• **What needs to be done**: Identify each line below containing the string "Paris" and copy it.

* * *

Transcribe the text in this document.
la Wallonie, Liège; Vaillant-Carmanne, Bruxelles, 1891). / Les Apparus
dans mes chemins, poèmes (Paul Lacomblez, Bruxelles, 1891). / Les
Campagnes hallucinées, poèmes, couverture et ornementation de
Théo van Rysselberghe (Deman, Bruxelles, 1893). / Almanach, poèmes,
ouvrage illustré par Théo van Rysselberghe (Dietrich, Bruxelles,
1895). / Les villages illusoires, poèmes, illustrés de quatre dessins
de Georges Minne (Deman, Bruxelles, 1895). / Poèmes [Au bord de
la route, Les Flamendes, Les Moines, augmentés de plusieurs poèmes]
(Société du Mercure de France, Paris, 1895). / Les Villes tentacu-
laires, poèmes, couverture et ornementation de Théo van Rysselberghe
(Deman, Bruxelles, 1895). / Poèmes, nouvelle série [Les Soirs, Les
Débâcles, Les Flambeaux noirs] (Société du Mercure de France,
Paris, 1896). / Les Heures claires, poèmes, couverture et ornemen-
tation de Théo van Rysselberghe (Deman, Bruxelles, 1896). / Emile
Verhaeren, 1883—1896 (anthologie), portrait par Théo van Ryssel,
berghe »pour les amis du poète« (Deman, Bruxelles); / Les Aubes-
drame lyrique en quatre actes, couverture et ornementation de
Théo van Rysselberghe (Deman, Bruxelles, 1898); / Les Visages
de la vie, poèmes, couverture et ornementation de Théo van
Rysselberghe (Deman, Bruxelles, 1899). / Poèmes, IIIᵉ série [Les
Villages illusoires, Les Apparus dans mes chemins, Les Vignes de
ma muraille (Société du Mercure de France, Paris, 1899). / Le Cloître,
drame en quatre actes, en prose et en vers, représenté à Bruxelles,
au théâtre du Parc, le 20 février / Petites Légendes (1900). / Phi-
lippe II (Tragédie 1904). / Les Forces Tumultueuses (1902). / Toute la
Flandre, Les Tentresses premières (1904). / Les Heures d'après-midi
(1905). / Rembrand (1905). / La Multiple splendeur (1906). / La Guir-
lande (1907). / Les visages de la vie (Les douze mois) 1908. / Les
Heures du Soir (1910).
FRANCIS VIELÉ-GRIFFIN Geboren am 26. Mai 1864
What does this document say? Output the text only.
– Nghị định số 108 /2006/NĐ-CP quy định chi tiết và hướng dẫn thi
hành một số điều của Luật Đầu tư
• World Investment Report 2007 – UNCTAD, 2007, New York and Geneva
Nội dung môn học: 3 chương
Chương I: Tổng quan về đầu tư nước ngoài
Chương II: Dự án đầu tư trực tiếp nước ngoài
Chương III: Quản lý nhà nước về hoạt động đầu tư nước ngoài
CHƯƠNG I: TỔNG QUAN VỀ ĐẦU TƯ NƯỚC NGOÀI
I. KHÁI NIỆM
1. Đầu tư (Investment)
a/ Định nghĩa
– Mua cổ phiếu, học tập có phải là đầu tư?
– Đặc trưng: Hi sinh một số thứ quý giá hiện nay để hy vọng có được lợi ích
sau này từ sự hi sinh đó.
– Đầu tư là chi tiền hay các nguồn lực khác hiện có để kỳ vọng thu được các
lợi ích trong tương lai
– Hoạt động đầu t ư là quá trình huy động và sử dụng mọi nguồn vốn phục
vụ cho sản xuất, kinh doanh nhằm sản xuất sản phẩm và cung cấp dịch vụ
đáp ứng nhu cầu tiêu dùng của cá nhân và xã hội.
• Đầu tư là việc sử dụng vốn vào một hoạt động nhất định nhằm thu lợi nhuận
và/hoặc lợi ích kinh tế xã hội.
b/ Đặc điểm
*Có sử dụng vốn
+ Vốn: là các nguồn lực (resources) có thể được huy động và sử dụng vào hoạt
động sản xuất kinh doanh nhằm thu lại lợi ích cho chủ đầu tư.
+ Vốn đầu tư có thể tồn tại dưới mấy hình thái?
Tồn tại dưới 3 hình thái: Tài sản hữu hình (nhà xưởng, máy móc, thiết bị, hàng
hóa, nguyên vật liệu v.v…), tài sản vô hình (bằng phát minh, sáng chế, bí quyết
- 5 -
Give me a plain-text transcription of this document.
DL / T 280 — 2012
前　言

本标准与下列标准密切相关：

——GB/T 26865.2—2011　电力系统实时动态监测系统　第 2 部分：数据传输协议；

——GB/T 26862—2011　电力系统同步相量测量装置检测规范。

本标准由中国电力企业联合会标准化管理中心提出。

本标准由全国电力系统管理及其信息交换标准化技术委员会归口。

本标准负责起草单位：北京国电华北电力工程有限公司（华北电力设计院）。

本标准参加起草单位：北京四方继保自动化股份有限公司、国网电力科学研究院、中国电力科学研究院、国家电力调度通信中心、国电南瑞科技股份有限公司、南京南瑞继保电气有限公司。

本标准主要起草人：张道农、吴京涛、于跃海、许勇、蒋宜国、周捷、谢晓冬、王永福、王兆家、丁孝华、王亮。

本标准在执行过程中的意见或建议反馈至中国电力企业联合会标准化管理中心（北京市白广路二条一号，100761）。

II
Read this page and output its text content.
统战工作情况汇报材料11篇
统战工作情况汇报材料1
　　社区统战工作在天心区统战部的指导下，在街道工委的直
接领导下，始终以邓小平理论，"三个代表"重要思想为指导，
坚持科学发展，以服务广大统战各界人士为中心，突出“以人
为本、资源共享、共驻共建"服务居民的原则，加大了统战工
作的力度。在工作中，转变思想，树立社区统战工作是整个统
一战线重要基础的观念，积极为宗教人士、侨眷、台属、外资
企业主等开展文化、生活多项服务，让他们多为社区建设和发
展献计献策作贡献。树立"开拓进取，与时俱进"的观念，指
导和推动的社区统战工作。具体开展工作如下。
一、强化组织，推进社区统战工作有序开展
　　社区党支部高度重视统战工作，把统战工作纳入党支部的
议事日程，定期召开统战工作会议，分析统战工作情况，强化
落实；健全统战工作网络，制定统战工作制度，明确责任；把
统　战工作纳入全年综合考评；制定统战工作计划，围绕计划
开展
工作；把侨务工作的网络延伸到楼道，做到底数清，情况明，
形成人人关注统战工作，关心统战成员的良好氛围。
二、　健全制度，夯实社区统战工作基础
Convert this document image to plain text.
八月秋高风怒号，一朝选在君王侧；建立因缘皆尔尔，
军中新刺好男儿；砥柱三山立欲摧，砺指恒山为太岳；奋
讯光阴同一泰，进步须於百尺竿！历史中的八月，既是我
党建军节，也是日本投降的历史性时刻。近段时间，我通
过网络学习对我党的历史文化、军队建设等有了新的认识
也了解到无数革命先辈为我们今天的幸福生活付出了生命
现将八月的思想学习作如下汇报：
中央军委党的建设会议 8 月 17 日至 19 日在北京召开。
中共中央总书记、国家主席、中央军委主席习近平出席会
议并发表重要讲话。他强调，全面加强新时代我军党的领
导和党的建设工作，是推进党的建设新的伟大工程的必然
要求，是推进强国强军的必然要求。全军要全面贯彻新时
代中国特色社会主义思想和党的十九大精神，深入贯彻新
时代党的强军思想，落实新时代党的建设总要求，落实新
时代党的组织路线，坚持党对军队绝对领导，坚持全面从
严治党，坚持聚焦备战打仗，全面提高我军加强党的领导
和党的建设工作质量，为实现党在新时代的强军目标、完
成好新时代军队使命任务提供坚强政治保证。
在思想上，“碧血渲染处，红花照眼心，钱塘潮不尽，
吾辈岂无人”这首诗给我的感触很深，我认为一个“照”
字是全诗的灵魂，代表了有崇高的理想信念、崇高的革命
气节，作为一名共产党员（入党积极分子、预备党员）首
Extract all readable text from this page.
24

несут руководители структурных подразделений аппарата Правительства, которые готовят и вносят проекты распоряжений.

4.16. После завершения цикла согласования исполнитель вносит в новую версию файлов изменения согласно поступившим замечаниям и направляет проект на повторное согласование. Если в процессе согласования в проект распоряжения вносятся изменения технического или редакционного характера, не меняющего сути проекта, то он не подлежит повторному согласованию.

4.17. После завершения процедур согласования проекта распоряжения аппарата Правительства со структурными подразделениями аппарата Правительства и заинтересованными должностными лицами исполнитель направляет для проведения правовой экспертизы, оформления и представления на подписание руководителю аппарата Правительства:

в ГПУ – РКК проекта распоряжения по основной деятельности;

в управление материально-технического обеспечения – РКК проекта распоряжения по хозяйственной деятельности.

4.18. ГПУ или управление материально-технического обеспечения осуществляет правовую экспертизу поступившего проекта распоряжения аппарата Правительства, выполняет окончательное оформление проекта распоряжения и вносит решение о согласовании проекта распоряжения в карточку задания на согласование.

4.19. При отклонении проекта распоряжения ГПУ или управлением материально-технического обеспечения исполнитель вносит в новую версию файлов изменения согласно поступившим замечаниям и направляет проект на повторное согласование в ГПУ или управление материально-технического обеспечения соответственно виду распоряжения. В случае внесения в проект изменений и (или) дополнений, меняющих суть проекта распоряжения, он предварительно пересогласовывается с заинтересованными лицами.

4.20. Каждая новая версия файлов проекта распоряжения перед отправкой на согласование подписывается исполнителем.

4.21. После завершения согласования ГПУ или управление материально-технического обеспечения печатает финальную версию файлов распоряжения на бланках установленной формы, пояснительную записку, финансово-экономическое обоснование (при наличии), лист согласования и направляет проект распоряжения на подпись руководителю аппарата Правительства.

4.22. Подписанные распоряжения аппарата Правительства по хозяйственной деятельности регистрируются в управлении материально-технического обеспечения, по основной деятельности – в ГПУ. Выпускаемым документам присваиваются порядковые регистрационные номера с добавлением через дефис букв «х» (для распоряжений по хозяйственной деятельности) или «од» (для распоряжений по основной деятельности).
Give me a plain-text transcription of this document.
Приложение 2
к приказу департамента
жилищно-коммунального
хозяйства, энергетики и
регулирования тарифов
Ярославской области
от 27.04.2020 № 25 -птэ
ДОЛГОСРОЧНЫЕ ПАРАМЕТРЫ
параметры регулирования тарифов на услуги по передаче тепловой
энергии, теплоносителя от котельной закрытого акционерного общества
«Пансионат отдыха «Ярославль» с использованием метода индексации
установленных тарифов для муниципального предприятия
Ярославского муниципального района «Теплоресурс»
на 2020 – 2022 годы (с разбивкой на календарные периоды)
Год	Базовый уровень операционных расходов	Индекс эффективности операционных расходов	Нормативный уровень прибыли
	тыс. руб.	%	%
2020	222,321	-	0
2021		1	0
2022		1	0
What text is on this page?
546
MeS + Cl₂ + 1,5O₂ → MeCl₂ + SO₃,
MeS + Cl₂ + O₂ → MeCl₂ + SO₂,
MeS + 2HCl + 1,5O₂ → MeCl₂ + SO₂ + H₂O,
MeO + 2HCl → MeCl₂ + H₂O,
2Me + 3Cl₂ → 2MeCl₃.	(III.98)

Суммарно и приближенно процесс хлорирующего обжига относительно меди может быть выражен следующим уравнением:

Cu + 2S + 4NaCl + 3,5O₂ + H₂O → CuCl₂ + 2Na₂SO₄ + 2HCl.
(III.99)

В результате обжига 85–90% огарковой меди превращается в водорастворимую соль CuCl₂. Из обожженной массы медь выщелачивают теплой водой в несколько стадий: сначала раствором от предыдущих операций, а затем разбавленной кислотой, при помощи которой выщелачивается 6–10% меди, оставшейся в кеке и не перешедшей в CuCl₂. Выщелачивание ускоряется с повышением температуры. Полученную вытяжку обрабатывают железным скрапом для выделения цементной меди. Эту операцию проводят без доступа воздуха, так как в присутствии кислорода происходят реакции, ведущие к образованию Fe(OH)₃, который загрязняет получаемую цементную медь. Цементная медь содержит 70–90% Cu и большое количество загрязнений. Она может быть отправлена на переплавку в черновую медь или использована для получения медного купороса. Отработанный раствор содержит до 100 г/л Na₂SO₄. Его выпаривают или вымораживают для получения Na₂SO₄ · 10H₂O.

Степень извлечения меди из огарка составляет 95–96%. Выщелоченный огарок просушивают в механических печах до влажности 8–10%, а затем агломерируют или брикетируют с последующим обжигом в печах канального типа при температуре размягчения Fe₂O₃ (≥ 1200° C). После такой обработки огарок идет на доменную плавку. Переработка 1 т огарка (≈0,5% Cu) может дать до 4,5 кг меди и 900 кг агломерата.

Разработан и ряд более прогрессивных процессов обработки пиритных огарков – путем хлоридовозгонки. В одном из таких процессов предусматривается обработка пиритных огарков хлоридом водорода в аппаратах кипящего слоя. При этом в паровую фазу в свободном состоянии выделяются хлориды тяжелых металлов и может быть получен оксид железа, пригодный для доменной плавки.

* * *

• **Output below**:
(Société du Mercure de France, Paris, 1895). / Les Villes tentacu-
Paris, 1896). / Les Heures claires, poèmes, couverture et ornemen-
ma muraille (Société du Mercure de France, Paris, 1899). / Le Cloître,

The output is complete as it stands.